PROVIDED DATA:

- - - -

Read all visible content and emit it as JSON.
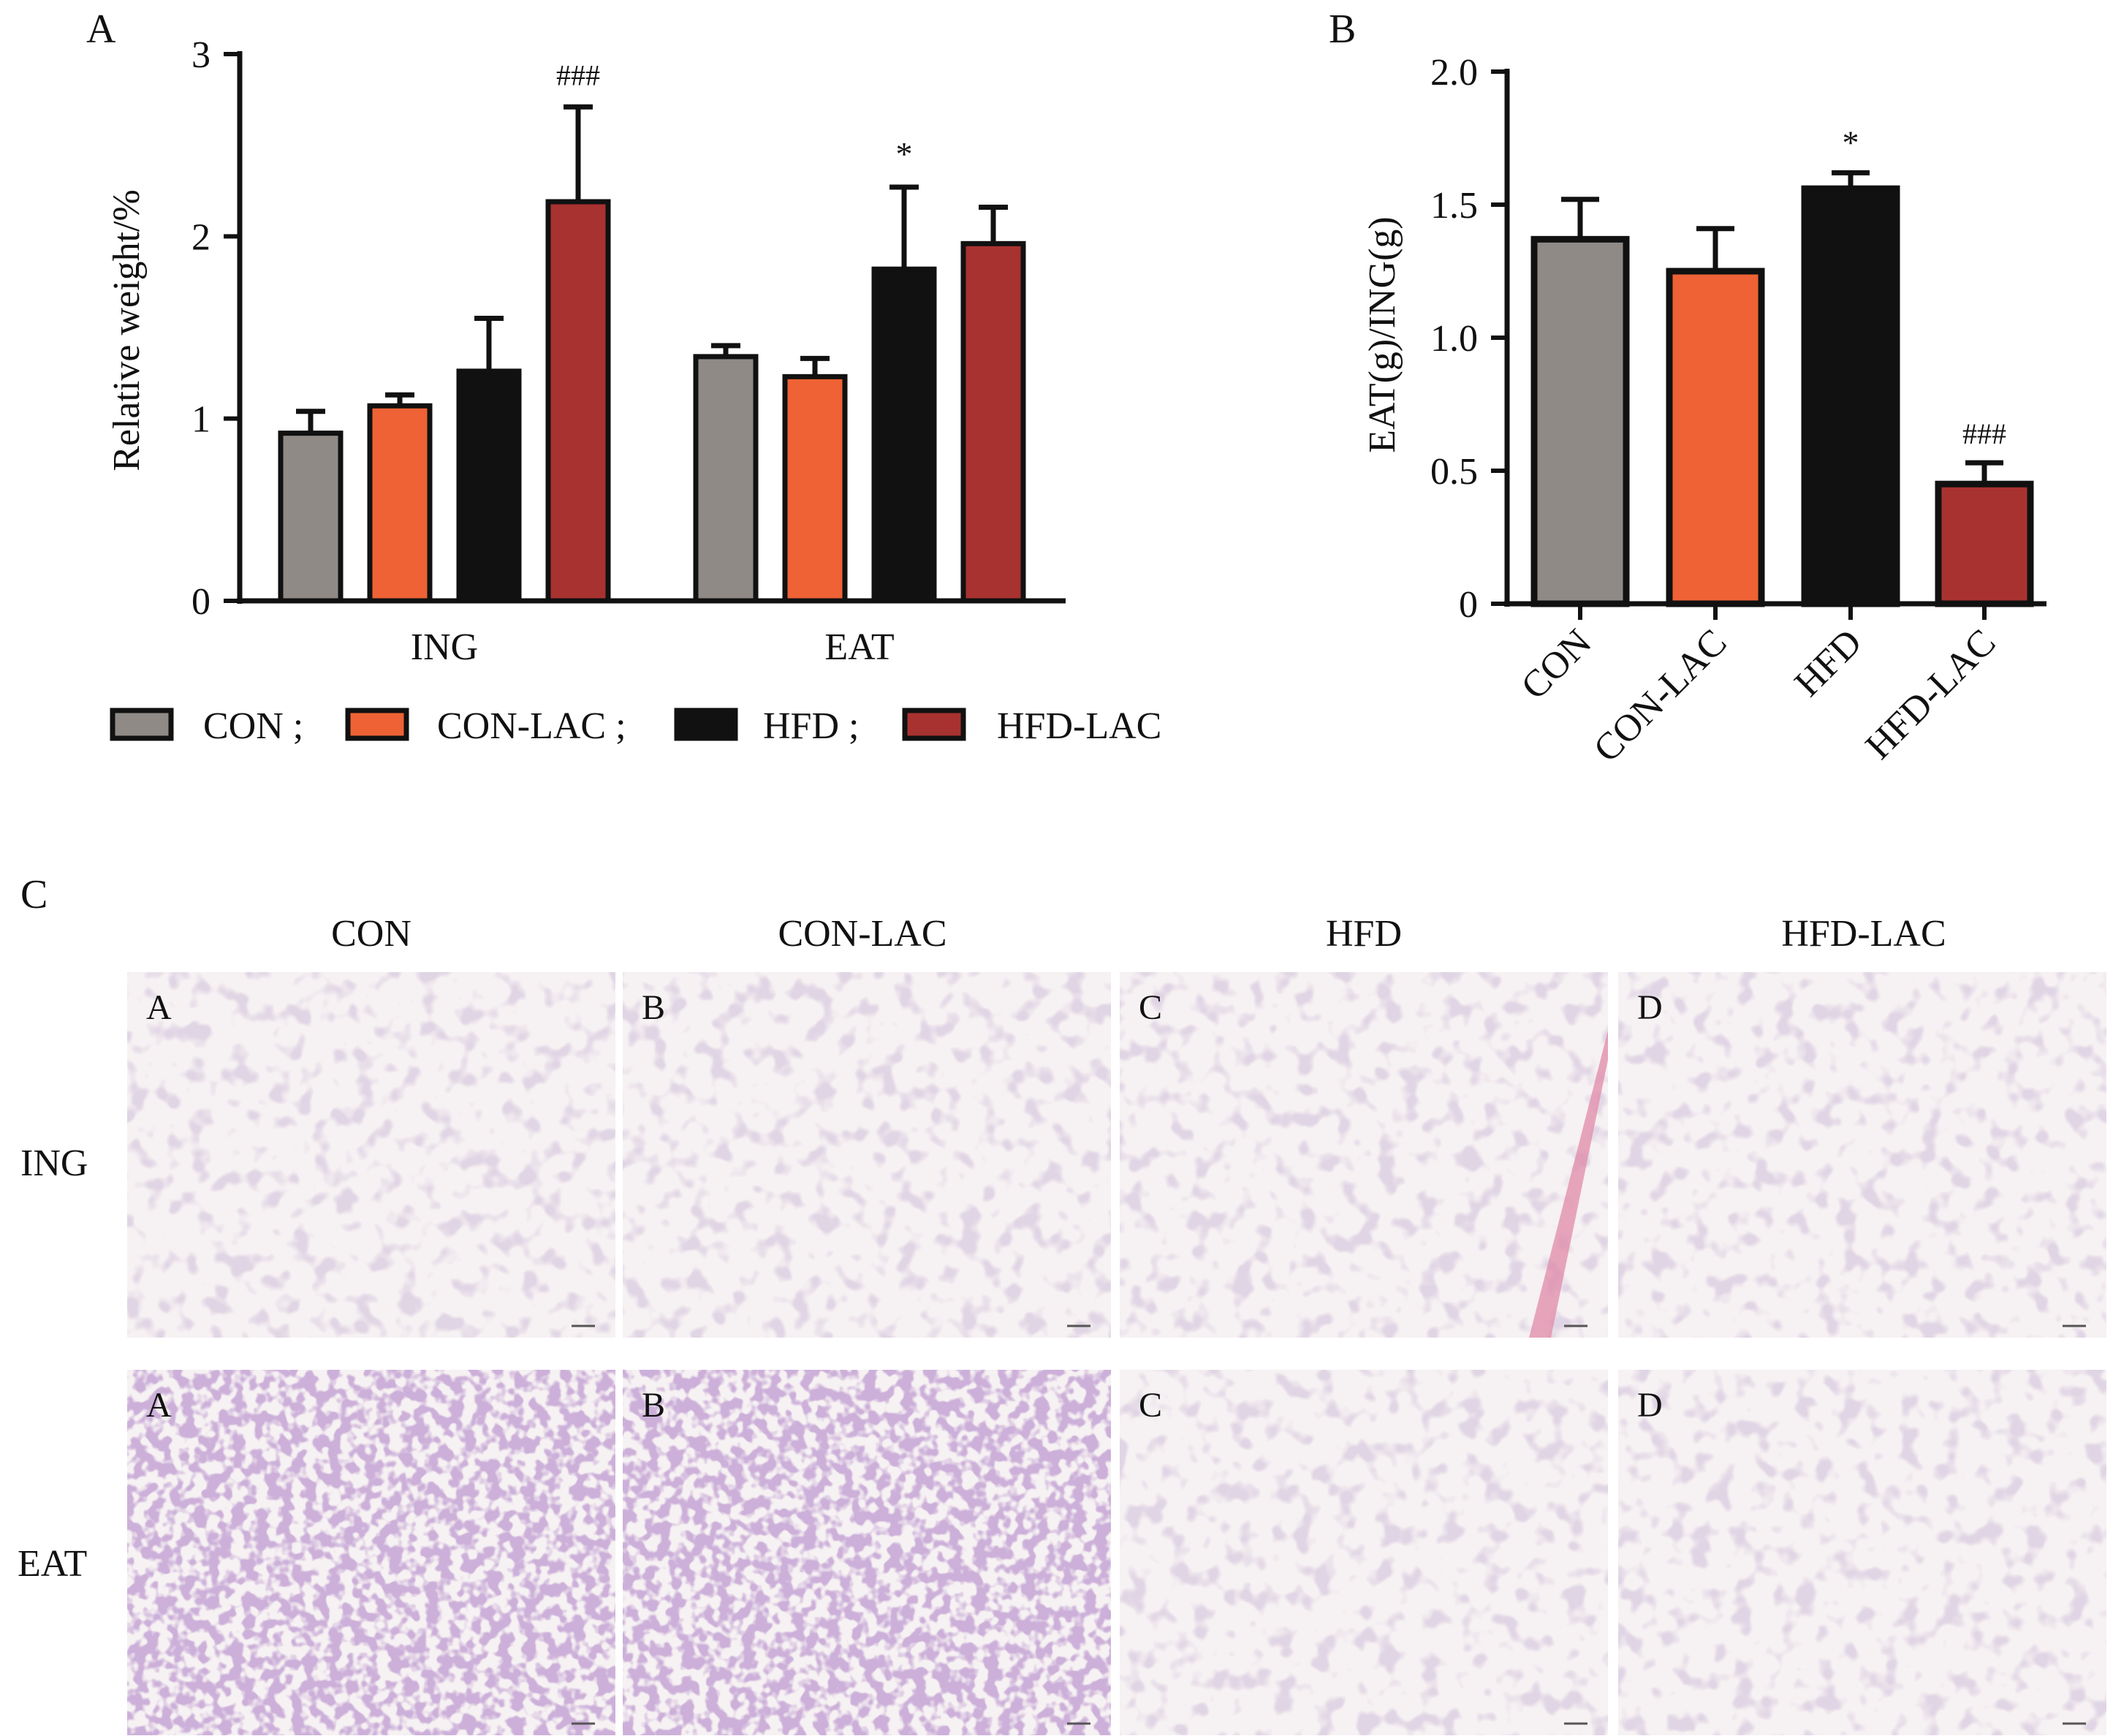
{
  "colors": {
    "CON": "#8f8a86",
    "CON-LAC": "#ee6235",
    "HFD": "#111111",
    "HFD-LAC": "#a83230",
    "axis": "#111111"
  },
  "panel_labels": {
    "a": "A",
    "b": "B",
    "c": "C"
  },
  "legend": {
    "items": [
      {
        "label": "CON ;",
        "color": "#8f8a86"
      },
      {
        "label": "CON-LAC ;",
        "color": "#ee6235"
      },
      {
        "label": "HFD ;",
        "color": "#111111"
      },
      {
        "label": "HFD-LAC",
        "color": "#a83230"
      }
    ]
  },
  "chart_data": [
    {
      "type": "bar",
      "panel": "A",
      "ylabel": "Relative weight/%",
      "ylim": [
        0,
        3
      ],
      "yticks": [
        "0",
        "1",
        "2",
        "3"
      ],
      "categories": [
        "ING",
        "EAT"
      ],
      "series": [
        {
          "name": "CON",
          "values": [
            0.92,
            1.34
          ],
          "errors": [
            0.12,
            0.06
          ]
        },
        {
          "name": "CON-LAC",
          "values": [
            1.07,
            1.23
          ],
          "errors": [
            0.06,
            0.1
          ]
        },
        {
          "name": "HFD",
          "values": [
            1.26,
            1.82
          ],
          "errors": [
            0.29,
            0.45
          ]
        },
        {
          "name": "HFD-LAC",
          "values": [
            2.19,
            1.96
          ],
          "errors": [
            0.52,
            0.2
          ]
        }
      ],
      "annotations": [
        {
          "series": "HFD-LAC",
          "category": "ING",
          "text": "###"
        },
        {
          "series": "HFD",
          "category": "EAT",
          "text": "*"
        }
      ],
      "legend": "bottom"
    },
    {
      "type": "bar",
      "panel": "B",
      "ylabel": "EAT(g)/ING(g)",
      "ylim": [
        0,
        2.0
      ],
      "yticks": [
        "0",
        "0.5",
        "1.0",
        "1.5",
        "2.0"
      ],
      "categories": [
        "CON",
        "CON-LAC",
        "HFD",
        "HFD-LAC"
      ],
      "values": [
        1.37,
        1.25,
        1.56,
        0.45
      ],
      "errors": [
        0.15,
        0.16,
        0.06,
        0.08
      ],
      "annotations": [
        {
          "category": "HFD",
          "text": "*"
        },
        {
          "category": "HFD-LAC",
          "text": "###"
        }
      ]
    }
  ],
  "histology": {
    "columns": [
      "CON",
      "CON-LAC",
      "HFD",
      "HFD-LAC"
    ],
    "rows": [
      "ING",
      "EAT"
    ],
    "tile_labels": [
      [
        "A",
        "B",
        "C",
        "D"
      ],
      [
        "A",
        "B",
        "C",
        "D"
      ]
    ]
  }
}
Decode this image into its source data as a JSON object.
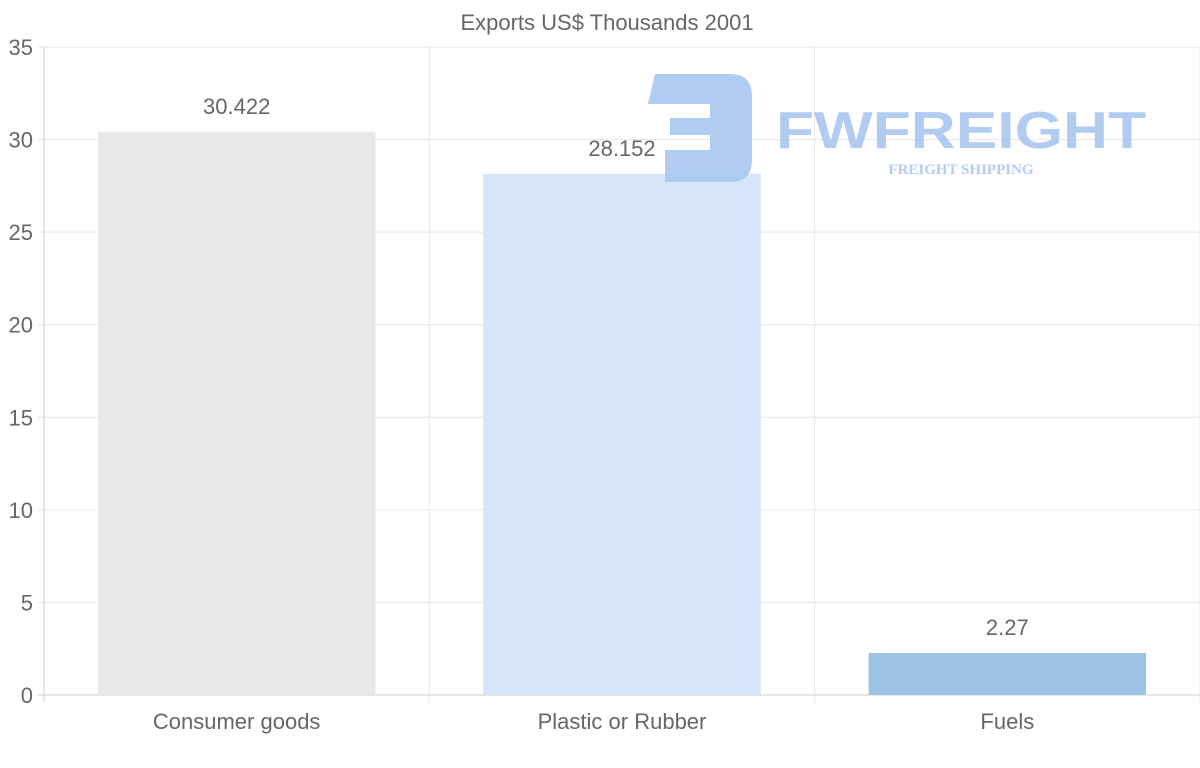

- - - -

SET EXERCISE: Using the data above, write out every line exactly, leaving the images behind.

EXERCISE RESULT:
Read all visible content and emit it as JSON.
{
  "colors": {
    "CON": "#8f8a86",
    "CON-LAC": "#ee6235",
    "HFD": "#111111",
    "HFD-LAC": "#a83230",
    "axis": "#111111"
  },
  "panel_labels": {
    "a": "A",
    "b": "B",
    "c": "C"
  },
  "legend": {
    "items": [
      {
        "label": "CON ;",
        "color": "#8f8a86"
      },
      {
        "label": "CON-LAC ;",
        "color": "#ee6235"
      },
      {
        "label": "HFD ;",
        "color": "#111111"
      },
      {
        "label": "HFD-LAC",
        "color": "#a83230"
      }
    ]
  },
  "chart_data": [
    {
      "type": "bar",
      "panel": "A",
      "ylabel": "Relative weight/%",
      "ylim": [
        0,
        3
      ],
      "yticks": [
        "0",
        "1",
        "2",
        "3"
      ],
      "categories": [
        "ING",
        "EAT"
      ],
      "series": [
        {
          "name": "CON",
          "values": [
            0.92,
            1.34
          ],
          "errors": [
            0.12,
            0.06
          ]
        },
        {
          "name": "CON-LAC",
          "values": [
            1.07,
            1.23
          ],
          "errors": [
            0.06,
            0.1
          ]
        },
        {
          "name": "HFD",
          "values": [
            1.26,
            1.82
          ],
          "errors": [
            0.29,
            0.45
          ]
        },
        {
          "name": "HFD-LAC",
          "values": [
            2.19,
            1.96
          ],
          "errors": [
            0.52,
            0.2
          ]
        }
      ],
      "annotations": [
        {
          "series": "HFD-LAC",
          "category": "ING",
          "text": "###"
        },
        {
          "series": "HFD",
          "category": "EAT",
          "text": "*"
        }
      ],
      "legend": "bottom"
    },
    {
      "type": "bar",
      "panel": "B",
      "ylabel": "EAT(g)/ING(g)",
      "ylim": [
        0,
        2.0
      ],
      "yticks": [
        "0",
        "0.5",
        "1.0",
        "1.5",
        "2.0"
      ],
      "categories": [
        "CON",
        "CON-LAC",
        "HFD",
        "HFD-LAC"
      ],
      "values": [
        1.37,
        1.25,
        1.56,
        0.45
      ],
      "errors": [
        0.15,
        0.16,
        0.06,
        0.08
      ],
      "annotations": [
        {
          "category": "HFD",
          "text": "*"
        },
        {
          "category": "HFD-LAC",
          "text": "###"
        }
      ]
    }
  ],
  "histology": {
    "columns": [
      "CON",
      "CON-LAC",
      "HFD",
      "HFD-LAC"
    ],
    "rows": [
      "ING",
      "EAT"
    ],
    "tile_labels": [
      [
        "A",
        "B",
        "C",
        "D"
      ],
      [
        "A",
        "B",
        "C",
        "D"
      ]
    ]
  }
}
Decode this image into its source data as a JSON object.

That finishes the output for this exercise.